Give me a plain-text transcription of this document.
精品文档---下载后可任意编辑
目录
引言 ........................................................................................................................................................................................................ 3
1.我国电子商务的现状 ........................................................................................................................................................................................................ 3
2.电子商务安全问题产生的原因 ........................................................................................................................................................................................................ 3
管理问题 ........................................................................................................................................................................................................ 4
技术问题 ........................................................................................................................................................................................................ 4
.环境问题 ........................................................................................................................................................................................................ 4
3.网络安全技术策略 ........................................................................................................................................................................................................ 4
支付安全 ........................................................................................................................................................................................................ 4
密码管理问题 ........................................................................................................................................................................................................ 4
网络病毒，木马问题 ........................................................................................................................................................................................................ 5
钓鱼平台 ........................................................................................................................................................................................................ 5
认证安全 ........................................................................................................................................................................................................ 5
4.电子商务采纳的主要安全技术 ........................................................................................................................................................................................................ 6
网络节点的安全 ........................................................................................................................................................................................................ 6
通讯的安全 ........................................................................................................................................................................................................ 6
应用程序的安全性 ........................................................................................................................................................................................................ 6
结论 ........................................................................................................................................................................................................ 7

## YOUR OBJECTIVE
Word for word, extract all the records.

## TASK RESULT
Give me a plain-text transcription of this document.
精品文档---下载后可任意编辑
目录
引言 ........................................................................................................................................................................................................ 3
1.我国电子商务的现状 ........................................................................................................................................................................................................ 3
2.电子商务安全问题产生的原因 ........................................................................................................................................................................................................ 3
管理问题 ........................................................................................................................................................................................................ 4
技术问题 ........................................................................................................................................................................................................ 4
.环境问题 ........................................................................................................................................................................................................ 4
3.网络安全技术策略 ........................................................................................................................................................................................................ 4
支付安全 ........................................................................................................................................................................................................ 4
密码管理问题 ........................................................................................................................................................................................................ 4
网络病毒，木马问题 ........................................................................................................................................................................................................ 5
钓鱼平台 ........................................................................................................................................................................................................ 5
认证安全 ........................................................................................................................................................................................................ 5
4.电子商务采纳的主要安全技术 ........................................................................................................................................................................................................ 6
网络节点的安全 ........................................................................................................................................................................................................ 6
通讯的安全 ........................................................................................................................................................................................................ 6
应用程序的安全性 ........................................................................................................................................................................................................ 6
结论 ........................................................................................................................................................................................................ 7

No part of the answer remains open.